▶ GIVEN EXERCISE:
Your copy of the material below should match it exactly, except that it holds no pictures.

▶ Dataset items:
## Start
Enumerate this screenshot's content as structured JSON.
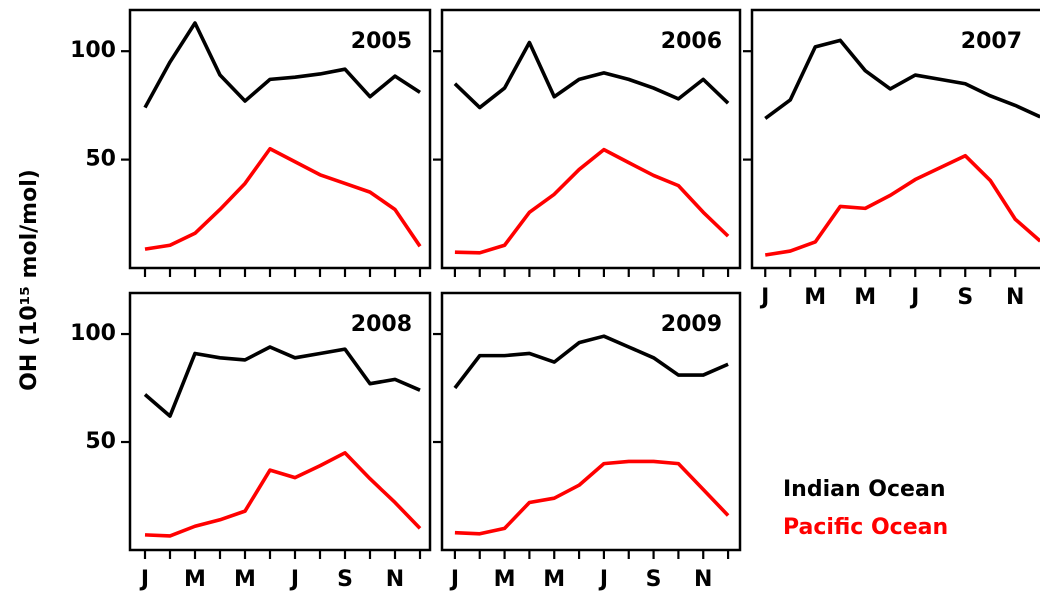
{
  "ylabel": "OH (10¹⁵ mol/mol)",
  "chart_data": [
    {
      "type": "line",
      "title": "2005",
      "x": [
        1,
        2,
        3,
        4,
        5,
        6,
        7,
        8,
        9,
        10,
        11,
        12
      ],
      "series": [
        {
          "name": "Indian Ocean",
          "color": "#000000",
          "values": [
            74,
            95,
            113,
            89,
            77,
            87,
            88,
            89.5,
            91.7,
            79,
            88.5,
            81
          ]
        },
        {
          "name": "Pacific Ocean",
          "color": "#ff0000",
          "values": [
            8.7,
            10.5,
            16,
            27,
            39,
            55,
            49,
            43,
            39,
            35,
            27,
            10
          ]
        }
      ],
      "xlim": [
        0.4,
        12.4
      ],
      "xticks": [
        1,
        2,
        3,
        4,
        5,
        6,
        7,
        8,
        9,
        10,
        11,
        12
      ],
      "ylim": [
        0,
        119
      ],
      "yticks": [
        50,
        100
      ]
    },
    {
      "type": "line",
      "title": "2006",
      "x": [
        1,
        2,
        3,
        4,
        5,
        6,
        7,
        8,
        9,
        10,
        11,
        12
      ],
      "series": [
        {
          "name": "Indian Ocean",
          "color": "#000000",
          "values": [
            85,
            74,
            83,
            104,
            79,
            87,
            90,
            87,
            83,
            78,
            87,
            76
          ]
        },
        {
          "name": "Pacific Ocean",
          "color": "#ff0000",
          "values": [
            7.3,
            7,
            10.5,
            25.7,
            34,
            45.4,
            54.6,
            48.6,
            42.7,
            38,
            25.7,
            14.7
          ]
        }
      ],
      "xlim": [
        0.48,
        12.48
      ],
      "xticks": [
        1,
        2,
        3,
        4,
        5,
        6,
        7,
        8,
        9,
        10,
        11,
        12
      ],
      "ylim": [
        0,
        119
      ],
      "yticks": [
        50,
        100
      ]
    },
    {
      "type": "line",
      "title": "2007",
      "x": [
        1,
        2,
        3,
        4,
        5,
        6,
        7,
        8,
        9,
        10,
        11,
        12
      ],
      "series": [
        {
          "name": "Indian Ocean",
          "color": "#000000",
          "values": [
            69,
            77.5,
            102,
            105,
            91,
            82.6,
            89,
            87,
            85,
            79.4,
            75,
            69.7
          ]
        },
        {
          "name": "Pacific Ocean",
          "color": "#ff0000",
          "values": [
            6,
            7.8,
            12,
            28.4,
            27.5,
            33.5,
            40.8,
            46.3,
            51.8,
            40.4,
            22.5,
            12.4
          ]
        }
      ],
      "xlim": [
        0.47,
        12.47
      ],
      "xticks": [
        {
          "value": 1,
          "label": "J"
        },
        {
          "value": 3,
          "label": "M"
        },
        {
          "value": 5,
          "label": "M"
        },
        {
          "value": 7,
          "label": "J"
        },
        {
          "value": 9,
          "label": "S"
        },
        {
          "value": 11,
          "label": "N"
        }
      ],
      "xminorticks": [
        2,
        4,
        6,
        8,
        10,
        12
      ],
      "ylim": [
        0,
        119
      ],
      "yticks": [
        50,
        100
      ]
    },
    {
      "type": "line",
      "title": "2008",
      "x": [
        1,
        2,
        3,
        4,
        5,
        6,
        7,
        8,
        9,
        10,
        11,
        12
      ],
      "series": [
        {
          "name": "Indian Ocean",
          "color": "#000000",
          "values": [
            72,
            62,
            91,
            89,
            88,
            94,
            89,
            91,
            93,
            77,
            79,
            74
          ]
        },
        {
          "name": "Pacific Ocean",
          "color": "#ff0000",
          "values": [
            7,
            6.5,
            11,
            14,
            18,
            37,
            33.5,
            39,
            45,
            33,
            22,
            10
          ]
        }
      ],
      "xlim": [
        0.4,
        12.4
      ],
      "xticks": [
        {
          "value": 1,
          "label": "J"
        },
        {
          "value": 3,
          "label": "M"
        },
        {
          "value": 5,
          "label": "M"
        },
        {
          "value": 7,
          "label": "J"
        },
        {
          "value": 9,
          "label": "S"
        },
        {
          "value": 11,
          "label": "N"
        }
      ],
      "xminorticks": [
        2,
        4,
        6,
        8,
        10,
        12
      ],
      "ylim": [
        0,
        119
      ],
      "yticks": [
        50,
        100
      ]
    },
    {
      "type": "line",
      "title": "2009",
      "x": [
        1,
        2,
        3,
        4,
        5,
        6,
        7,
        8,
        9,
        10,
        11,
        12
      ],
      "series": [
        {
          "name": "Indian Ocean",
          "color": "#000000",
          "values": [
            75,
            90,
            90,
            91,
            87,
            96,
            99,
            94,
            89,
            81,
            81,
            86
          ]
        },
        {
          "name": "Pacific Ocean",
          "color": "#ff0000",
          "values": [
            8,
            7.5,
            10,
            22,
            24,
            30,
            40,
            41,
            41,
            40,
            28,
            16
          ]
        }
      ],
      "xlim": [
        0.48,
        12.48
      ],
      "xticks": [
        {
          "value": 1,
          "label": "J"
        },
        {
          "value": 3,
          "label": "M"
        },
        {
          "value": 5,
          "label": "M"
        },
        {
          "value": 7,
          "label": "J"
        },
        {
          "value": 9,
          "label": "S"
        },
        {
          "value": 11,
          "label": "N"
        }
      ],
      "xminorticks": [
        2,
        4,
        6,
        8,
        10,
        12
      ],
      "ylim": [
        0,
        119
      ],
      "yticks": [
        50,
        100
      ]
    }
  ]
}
## End
▶ ANSWER FOR THIS EXERCISE:
Enumerate this screenshot's content as structured JSON.
{
  "ylabel": "OH (10¹⁵ mol/mol)",
  "chart_data": [
    {
      "type": "line",
      "title": "2005",
      "x": [
        1,
        2,
        3,
        4,
        5,
        6,
        7,
        8,
        9,
        10,
        11,
        12
      ],
      "series": [
        {
          "name": "Indian Ocean",
          "color": "#000000",
          "values": [
            74,
            95,
            113,
            89,
            77,
            87,
            88,
            89.5,
            91.7,
            79,
            88.5,
            81
          ]
        },
        {
          "name": "Pacific Ocean",
          "color": "#ff0000",
          "values": [
            8.7,
            10.5,
            16,
            27,
            39,
            55,
            49,
            43,
            39,
            35,
            27,
            10
          ]
        }
      ],
      "xlim": [
        0.4,
        12.4
      ],
      "xticks": [
        1,
        2,
        3,
        4,
        5,
        6,
        7,
        8,
        9,
        10,
        11,
        12
      ],
      "ylim": [
        0,
        119
      ],
      "yticks": [
        50,
        100
      ]
    },
    {
      "type": "line",
      "title": "2006",
      "x": [
        1,
        2,
        3,
        4,
        5,
        6,
        7,
        8,
        9,
        10,
        11,
        12
      ],
      "series": [
        {
          "name": "Indian Ocean",
          "color": "#000000",
          "values": [
            85,
            74,
            83,
            104,
            79,
            87,
            90,
            87,
            83,
            78,
            87,
            76
          ]
        },
        {
          "name": "Pacific Ocean",
          "color": "#ff0000",
          "values": [
            7.3,
            7,
            10.5,
            25.7,
            34,
            45.4,
            54.6,
            48.6,
            42.7,
            38,
            25.7,
            14.7
          ]
        }
      ],
      "xlim": [
        0.48,
        12.48
      ],
      "xticks": [
        1,
        2,
        3,
        4,
        5,
        6,
        7,
        8,
        9,
        10,
        11,
        12
      ],
      "ylim": [
        0,
        119
      ],
      "yticks": [
        50,
        100
      ]
    },
    {
      "type": "line",
      "title": "2007",
      "x": [
        1,
        2,
        3,
        4,
        5,
        6,
        7,
        8,
        9,
        10,
        11,
        12
      ],
      "series": [
        {
          "name": "Indian Ocean",
          "color": "#000000",
          "values": [
            69,
            77.5,
            102,
            105,
            91,
            82.6,
            89,
            87,
            85,
            79.4,
            75,
            69.7
          ]
        },
        {
          "name": "Pacific Ocean",
          "color": "#ff0000",
          "values": [
            6,
            7.8,
            12,
            28.4,
            27.5,
            33.5,
            40.8,
            46.3,
            51.8,
            40.4,
            22.5,
            12.4
          ]
        }
      ],
      "xlim": [
        0.47,
        12.47
      ],
      "xticks": [
        {
          "value": 1,
          "label": "J"
        },
        {
          "value": 3,
          "label": "M"
        },
        {
          "value": 5,
          "label": "M"
        },
        {
          "value": 7,
          "label": "J"
        },
        {
          "value": 9,
          "label": "S"
        },
        {
          "value": 11,
          "label": "N"
        }
      ],
      "xminorticks": [
        2,
        4,
        6,
        8,
        10,
        12
      ],
      "ylim": [
        0,
        119
      ],
      "yticks": [
        50,
        100
      ]
    },
    {
      "type": "line",
      "title": "2008",
      "x": [
        1,
        2,
        3,
        4,
        5,
        6,
        7,
        8,
        9,
        10,
        11,
        12
      ],
      "series": [
        {
          "name": "Indian Ocean",
          "color": "#000000",
          "values": [
            72,
            62,
            91,
            89,
            88,
            94,
            89,
            91,
            93,
            77,
            79,
            74
          ]
        },
        {
          "name": "Pacific Ocean",
          "color": "#ff0000",
          "values": [
            7,
            6.5,
            11,
            14,
            18,
            37,
            33.5,
            39,
            45,
            33,
            22,
            10
          ]
        }
      ],
      "xlim": [
        0.4,
        12.4
      ],
      "xticks": [
        {
          "value": 1,
          "label": "J"
        },
        {
          "value": 3,
          "label": "M"
        },
        {
          "value": 5,
          "label": "M"
        },
        {
          "value": 7,
          "label": "J"
        },
        {
          "value": 9,
          "label": "S"
        },
        {
          "value": 11,
          "label": "N"
        }
      ],
      "xminorticks": [
        2,
        4,
        6,
        8,
        10,
        12
      ],
      "ylim": [
        0,
        119
      ],
      "yticks": [
        50,
        100
      ]
    },
    {
      "type": "line",
      "title": "2009",
      "x": [
        1,
        2,
        3,
        4,
        5,
        6,
        7,
        8,
        9,
        10,
        11,
        12
      ],
      "series": [
        {
          "name": "Indian Ocean",
          "color": "#000000",
          "values": [
            75,
            90,
            90,
            91,
            87,
            96,
            99,
            94,
            89,
            81,
            81,
            86
          ]
        },
        {
          "name": "Pacific Ocean",
          "color": "#ff0000",
          "values": [
            8,
            7.5,
            10,
            22,
            24,
            30,
            40,
            41,
            41,
            40,
            28,
            16
          ]
        }
      ],
      "xlim": [
        0.48,
        12.48
      ],
      "xticks": [
        {
          "value": 1,
          "label": "J"
        },
        {
          "value": 3,
          "label": "M"
        },
        {
          "value": 5,
          "label": "M"
        },
        {
          "value": 7,
          "label": "J"
        },
        {
          "value": 9,
          "label": "S"
        },
        {
          "value": 11,
          "label": "N"
        }
      ],
      "xminorticks": [
        2,
        4,
        6,
        8,
        10,
        12
      ],
      "ylim": [
        0,
        119
      ],
      "yticks": [
        50,
        100
      ]
    }
  ]
}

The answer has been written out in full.